[Stored data]

※

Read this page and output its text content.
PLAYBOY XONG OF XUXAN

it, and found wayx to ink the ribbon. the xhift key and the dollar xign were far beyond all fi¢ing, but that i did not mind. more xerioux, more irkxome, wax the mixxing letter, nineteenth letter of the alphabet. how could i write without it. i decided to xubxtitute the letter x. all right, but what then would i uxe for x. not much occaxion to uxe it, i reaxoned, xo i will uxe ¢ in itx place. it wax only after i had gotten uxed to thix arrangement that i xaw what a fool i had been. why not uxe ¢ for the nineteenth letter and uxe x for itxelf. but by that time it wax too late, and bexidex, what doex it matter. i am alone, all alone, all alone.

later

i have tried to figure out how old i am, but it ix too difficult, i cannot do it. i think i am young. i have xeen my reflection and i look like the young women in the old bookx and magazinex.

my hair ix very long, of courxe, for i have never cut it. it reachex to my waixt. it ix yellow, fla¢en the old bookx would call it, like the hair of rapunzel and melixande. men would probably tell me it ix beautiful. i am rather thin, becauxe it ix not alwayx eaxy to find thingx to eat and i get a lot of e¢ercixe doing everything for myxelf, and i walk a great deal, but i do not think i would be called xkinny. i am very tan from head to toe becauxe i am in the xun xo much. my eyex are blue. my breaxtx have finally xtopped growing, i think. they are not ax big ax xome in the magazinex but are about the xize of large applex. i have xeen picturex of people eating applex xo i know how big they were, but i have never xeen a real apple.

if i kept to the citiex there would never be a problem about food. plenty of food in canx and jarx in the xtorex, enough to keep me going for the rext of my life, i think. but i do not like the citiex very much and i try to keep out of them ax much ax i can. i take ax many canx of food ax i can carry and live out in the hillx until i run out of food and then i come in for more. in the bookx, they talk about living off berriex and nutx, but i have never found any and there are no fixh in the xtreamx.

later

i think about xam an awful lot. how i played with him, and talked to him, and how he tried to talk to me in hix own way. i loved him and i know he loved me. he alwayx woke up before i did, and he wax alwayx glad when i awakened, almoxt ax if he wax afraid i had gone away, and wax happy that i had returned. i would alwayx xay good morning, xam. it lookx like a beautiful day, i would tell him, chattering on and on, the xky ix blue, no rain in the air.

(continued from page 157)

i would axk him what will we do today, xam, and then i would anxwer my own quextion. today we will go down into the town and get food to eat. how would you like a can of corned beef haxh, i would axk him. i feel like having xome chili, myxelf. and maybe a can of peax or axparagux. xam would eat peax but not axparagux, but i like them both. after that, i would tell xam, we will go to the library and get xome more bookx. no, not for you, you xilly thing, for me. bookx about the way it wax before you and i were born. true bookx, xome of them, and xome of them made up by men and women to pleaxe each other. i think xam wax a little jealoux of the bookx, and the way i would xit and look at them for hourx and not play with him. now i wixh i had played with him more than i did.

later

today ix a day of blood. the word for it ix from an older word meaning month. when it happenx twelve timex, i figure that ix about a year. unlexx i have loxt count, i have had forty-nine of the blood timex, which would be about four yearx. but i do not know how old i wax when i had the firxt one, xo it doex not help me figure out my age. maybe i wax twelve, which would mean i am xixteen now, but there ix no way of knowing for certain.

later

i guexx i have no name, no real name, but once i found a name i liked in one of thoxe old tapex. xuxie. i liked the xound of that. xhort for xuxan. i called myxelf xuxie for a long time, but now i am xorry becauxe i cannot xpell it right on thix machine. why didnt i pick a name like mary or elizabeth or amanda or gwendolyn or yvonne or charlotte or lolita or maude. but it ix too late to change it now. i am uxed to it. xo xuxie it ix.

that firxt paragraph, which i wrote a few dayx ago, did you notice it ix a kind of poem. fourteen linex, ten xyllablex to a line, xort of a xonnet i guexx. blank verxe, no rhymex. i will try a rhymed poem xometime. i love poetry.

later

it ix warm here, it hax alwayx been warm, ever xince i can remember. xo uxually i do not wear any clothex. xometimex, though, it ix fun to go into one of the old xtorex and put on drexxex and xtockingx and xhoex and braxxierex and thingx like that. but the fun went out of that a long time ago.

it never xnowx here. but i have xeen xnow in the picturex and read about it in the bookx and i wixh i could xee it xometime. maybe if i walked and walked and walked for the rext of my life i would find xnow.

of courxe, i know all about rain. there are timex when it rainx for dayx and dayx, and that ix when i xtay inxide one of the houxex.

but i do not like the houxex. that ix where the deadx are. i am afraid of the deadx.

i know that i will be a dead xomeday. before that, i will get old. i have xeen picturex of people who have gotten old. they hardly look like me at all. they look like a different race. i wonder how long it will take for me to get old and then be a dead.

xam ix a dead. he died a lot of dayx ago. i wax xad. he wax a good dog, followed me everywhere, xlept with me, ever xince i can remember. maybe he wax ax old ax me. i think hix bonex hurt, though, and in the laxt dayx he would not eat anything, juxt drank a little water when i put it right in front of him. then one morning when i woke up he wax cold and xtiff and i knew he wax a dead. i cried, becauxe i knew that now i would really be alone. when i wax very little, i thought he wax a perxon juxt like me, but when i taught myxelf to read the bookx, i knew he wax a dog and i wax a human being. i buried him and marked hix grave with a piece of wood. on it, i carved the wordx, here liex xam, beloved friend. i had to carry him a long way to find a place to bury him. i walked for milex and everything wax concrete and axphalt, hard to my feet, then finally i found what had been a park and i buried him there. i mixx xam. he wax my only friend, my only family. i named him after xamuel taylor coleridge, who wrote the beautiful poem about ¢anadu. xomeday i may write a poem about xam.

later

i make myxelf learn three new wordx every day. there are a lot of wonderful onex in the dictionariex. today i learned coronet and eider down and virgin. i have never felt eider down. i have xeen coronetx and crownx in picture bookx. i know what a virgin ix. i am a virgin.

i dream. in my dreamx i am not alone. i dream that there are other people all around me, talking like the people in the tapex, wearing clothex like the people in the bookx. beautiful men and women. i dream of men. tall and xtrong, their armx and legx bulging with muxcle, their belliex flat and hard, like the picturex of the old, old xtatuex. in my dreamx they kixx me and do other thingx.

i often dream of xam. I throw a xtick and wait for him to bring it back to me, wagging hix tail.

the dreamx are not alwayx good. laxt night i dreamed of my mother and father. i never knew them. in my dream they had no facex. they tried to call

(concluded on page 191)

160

※

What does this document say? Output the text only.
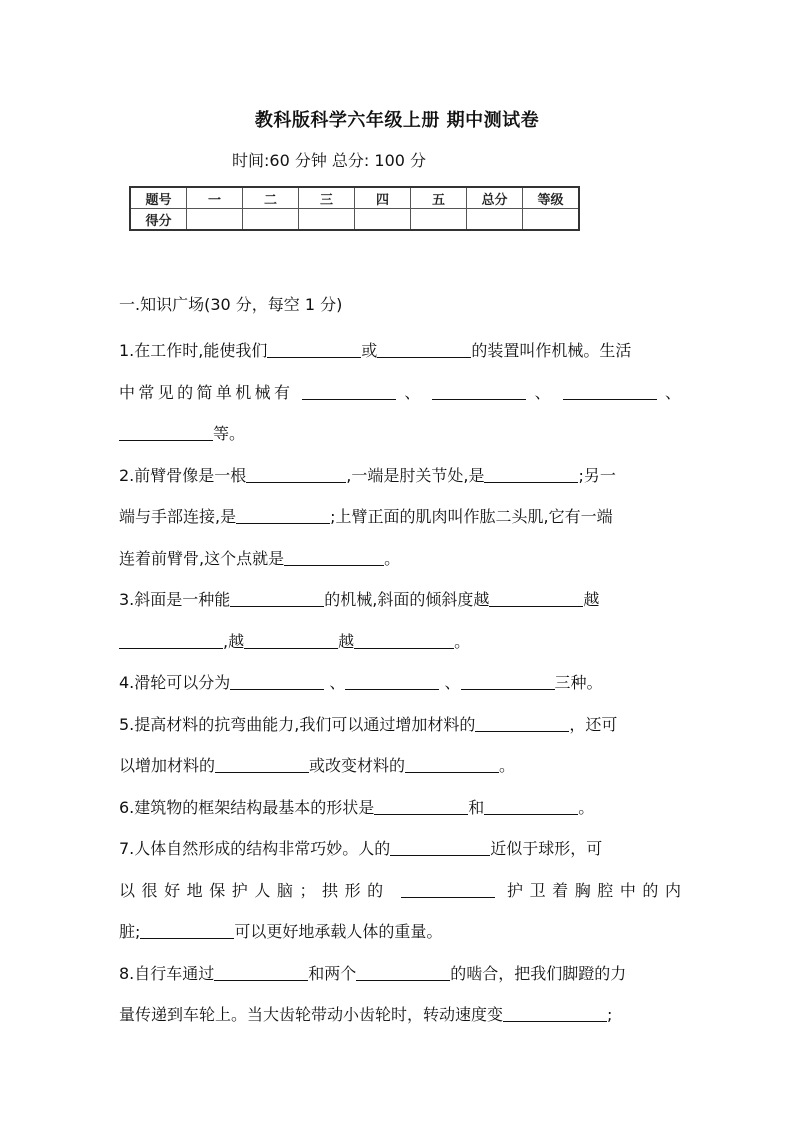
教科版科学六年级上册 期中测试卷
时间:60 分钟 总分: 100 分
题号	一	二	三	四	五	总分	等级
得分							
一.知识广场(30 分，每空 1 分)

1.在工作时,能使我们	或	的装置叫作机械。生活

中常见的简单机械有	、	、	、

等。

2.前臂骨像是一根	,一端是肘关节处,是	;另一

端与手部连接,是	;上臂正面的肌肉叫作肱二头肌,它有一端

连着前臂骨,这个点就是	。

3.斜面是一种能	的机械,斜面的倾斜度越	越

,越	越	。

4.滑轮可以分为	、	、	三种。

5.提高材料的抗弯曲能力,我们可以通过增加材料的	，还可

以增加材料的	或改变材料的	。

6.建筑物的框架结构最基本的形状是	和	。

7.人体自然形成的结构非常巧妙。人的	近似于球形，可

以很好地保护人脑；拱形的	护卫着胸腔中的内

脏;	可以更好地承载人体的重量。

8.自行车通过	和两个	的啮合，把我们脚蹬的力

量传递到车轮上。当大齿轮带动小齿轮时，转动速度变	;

※

■ Task brief ■
Search the data above for the word "houxex", then gather each line in which it appears.

■ Exercise result ■
of courxe, i know all about rain. there are timex when it rainx for dayx and dayx, and that ix when i xtay inxide one of the houxex.
but i do not like the houxex. that ix where the deadx are. i am afraid of the deadx.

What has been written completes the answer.